▶ [TASK INPUTS]
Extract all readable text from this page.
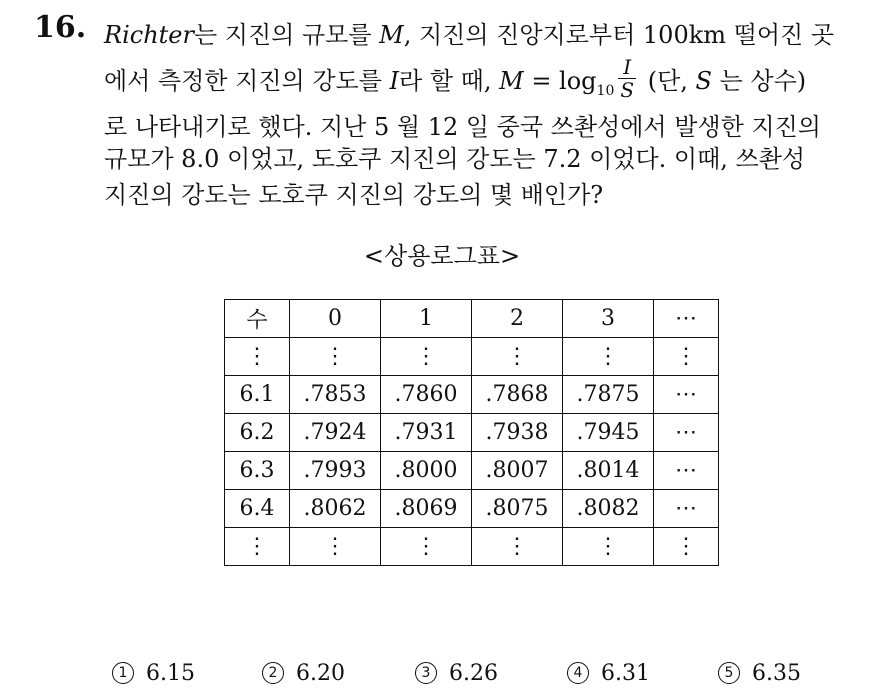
16. Richter는 지진의 규모를 M, 지진의 진앙지로부터 100km 떨어진 곳
에서 측정한 지진의 강도를 I라 할 때, $M = \log_{10} \frac{I}{S}$ (단, S 는 상수)
로 나타내기로 했다. 지난 5 월 12 일 중국 쓰촨성에서 발생한 지진의
규모가 8.0 이었고, 도호쿠 지진의 강도는 7.2 이었다. 이때, 쓰촨성
지진의 강도는 도호쿠 지진의 강도의 몇 배인가?
<상용로그표>
수	0	1	2	3	⋯
⋮	⋮	⋮	⋮	⋮	⋮
6.1	.7853	.7860	.7868	.7875	⋯
6.2	.7924	.7931	.7938	.7945	⋯
6.3	.7993	.8000	.8007	.8014	⋯
6.4	.8062	.8069	.8075	.8082	⋯
⋮	⋮	⋮	⋮	⋮	⋮
1 6.15	2 6.20	3 6.26	4 6.31	5 6.35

▶ [YOUR INSTRUCTIONS]
Make an exact copy of the listing above. Do not include the pictures.

▶ [EXERCISE RESPONSE]
Extract all readable text from this page.
16. Richter는 지진의 규모를 M, 지진의 진앙지로부터 100km 떨어진 곳
에서 측정한 지진의 강도를 I라 할 때, $M = \log_{10} \frac{I}{S}$ (단, S 는 상수)
로 나타내기로 했다. 지난 5 월 12 일 중국 쓰촨성에서 발생한 지진의
규모가 8.0 이었고, 도호쿠 지진의 강도는 7.2 이었다. 이때, 쓰촨성
지진의 강도는 도호쿠 지진의 강도의 몇 배인가?
<상용로그표>
수	0	1	2	3	⋯
⋮	⋮	⋮	⋮	⋮	⋮
6.1	.7853	.7860	.7868	.7875	⋯
6.2	.7924	.7931	.7938	.7945	⋯
6.3	.7993	.8000	.8007	.8014	⋯
6.4	.8062	.8069	.8075	.8082	⋯
⋮	⋮	⋮	⋮	⋮	⋮
1 6.15	2 6.20	3 6.26	4 6.31	5 6.35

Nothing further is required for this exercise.